== Collection entries ==

━━━━━━━━━━━━━━━━━━━━━━━━━━━━━━

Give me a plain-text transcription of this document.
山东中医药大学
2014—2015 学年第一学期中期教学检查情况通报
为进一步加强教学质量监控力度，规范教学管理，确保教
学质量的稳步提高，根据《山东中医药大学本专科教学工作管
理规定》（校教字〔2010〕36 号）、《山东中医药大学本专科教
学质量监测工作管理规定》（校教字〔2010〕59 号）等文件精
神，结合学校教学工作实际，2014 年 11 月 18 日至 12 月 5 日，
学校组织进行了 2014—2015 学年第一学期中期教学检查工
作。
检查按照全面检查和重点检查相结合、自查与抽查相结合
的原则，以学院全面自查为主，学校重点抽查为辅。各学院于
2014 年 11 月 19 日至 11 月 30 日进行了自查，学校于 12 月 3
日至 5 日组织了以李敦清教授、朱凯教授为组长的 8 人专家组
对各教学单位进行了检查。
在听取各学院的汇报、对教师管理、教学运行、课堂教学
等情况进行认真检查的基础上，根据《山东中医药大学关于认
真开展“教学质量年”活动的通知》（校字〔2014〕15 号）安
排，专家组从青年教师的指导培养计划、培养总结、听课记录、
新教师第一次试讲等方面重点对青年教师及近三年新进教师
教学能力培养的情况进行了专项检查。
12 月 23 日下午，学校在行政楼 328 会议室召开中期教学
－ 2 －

━━━━━━━━━━━━━━━━━━━━━━━━━━━━━━

== Aim of the task ==
Extract the full listing and reproduce each line exactly.

== Finished task ==
Give me a plain-text transcription of this document.
山东中医药大学
2014—2015 学年第一学期中期教学检查情况通报
为进一步加强教学质量监控力度，规范教学管理，确保教
学质量的稳步提高，根据《山东中医药大学本专科教学工作管
理规定》（校教字〔2010〕36 号）、《山东中医药大学本专科教
学质量监测工作管理规定》（校教字〔2010〕59 号）等文件精
神，结合学校教学工作实际，2014 年 11 月 18 日至 12 月 5 日，
学校组织进行了 2014—2015 学年第一学期中期教学检查工
作。
检查按照全面检查和重点检查相结合、自查与抽查相结合
的原则，以学院全面自查为主，学校重点抽查为辅。各学院于
2014 年 11 月 19 日至 11 月 30 日进行了自查，学校于 12 月 3
日至 5 日组织了以李敦清教授、朱凯教授为组长的 8 人专家组
对各教学单位进行了检查。
在听取各学院的汇报、对教师管理、教学运行、课堂教学
等情况进行认真检查的基础上，根据《山东中医药大学关于认
真开展“教学质量年”活动的通知》（校字〔2014〕15 号）安
排，专家组从青年教师的指导培养计划、培养总结、听课记录、
新教师第一次试讲等方面重点对青年教师及近三年新进教师
教学能力培养的情况进行了专项检查。
12 月 23 日下午，学校在行政楼 328 会议室召开中期教学
－ 2 －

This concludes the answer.